THE TASK:
A line counts if it contains the string "visibility"; say how many such lines there are, giving only the number.

========

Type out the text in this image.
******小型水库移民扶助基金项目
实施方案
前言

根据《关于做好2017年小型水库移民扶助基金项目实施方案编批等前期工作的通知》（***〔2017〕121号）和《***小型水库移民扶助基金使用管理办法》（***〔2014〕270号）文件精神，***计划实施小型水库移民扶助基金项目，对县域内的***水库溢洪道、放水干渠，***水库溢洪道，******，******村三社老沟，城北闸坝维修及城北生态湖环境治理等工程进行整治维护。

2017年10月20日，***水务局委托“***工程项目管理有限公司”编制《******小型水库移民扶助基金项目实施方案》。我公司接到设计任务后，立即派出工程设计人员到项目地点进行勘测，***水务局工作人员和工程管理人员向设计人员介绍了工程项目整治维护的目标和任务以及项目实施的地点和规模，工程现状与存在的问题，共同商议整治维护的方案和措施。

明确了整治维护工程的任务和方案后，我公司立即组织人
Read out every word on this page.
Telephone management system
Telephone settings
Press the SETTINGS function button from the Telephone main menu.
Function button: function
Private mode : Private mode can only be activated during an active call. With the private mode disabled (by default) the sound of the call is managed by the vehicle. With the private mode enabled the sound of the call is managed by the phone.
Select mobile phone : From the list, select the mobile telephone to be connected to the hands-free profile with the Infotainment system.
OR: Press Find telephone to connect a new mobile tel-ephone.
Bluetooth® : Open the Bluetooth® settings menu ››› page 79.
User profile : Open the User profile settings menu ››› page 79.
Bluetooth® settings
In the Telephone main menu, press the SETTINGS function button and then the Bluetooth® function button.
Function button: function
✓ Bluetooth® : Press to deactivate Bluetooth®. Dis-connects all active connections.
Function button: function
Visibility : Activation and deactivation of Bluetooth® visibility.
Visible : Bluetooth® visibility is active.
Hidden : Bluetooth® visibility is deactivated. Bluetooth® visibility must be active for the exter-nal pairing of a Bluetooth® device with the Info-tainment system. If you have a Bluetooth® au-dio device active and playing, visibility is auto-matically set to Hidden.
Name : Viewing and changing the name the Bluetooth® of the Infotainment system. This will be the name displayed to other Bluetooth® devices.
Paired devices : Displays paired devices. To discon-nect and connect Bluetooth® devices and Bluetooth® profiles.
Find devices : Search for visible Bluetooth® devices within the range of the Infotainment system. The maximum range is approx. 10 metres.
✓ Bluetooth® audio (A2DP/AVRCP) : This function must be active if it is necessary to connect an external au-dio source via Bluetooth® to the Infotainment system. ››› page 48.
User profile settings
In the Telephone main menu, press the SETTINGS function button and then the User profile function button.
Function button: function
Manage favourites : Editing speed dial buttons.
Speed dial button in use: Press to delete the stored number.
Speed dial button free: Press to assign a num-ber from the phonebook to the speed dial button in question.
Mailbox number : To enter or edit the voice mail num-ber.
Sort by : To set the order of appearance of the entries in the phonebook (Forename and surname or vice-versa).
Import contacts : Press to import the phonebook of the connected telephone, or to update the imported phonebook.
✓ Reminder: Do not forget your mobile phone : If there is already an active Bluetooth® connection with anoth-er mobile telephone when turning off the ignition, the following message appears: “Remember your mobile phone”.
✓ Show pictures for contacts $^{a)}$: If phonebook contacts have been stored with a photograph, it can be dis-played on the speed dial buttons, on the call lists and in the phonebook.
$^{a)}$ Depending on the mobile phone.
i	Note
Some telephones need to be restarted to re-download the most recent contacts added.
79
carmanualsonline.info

========

WORKED ANSWER:
3